▸ **Problem to solve**:
Copy each line of the data below with the word "marker".

*****

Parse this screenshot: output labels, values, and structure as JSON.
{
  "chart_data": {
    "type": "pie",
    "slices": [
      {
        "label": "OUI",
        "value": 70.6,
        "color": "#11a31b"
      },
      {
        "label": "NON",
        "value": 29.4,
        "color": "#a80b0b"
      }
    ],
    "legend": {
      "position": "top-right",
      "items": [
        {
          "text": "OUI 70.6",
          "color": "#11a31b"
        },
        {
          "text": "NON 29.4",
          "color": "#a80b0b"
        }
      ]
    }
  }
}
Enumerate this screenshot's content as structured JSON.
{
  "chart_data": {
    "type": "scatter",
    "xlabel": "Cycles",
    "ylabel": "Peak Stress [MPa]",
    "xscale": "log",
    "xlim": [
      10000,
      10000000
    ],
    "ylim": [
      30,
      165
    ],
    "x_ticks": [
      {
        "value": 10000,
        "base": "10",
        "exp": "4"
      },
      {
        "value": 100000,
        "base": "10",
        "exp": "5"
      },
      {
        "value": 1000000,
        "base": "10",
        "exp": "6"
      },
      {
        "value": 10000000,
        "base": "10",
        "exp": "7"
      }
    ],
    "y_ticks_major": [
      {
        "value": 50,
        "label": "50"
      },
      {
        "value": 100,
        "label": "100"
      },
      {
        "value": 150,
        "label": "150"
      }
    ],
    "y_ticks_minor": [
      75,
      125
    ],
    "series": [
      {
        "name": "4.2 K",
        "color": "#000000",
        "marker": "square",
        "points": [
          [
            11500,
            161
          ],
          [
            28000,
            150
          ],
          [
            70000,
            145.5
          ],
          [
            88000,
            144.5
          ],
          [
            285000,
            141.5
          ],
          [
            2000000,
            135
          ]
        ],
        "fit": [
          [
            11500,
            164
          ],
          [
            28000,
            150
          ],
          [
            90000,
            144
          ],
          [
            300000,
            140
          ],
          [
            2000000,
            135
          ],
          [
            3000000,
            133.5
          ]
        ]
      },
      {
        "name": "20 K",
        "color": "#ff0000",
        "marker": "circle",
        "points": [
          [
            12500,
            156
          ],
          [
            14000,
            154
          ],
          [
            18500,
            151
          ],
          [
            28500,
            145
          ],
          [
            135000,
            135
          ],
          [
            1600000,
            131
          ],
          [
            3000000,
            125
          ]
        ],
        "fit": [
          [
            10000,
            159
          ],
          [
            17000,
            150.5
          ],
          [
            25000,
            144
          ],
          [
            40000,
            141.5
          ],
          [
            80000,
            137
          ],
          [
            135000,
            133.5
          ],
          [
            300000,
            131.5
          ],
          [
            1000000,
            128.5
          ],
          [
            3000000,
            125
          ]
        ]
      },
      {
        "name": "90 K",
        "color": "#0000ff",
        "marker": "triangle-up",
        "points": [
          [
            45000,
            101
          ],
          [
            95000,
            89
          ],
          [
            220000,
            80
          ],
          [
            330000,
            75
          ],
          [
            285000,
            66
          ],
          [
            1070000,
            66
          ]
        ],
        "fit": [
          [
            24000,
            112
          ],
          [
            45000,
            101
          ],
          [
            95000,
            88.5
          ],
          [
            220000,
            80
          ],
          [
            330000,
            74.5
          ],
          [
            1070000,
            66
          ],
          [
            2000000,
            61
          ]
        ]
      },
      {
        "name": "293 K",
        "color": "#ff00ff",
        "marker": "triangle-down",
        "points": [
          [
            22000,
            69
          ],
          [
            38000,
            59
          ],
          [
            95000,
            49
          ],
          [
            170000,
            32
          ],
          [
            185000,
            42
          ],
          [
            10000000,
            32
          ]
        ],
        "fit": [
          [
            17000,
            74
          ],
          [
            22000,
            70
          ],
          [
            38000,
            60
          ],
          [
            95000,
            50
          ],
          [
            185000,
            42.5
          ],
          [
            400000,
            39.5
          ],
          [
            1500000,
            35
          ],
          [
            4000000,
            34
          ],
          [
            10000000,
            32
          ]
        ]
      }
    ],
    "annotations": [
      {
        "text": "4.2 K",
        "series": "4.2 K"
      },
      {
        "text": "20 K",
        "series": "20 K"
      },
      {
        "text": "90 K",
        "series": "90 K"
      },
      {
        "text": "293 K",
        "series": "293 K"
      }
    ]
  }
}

*****

▸ **Solution**:
        "marker": "square",
        "marker": "circle",
        "marker": "triangle-up",
        "marker": "triangle-down",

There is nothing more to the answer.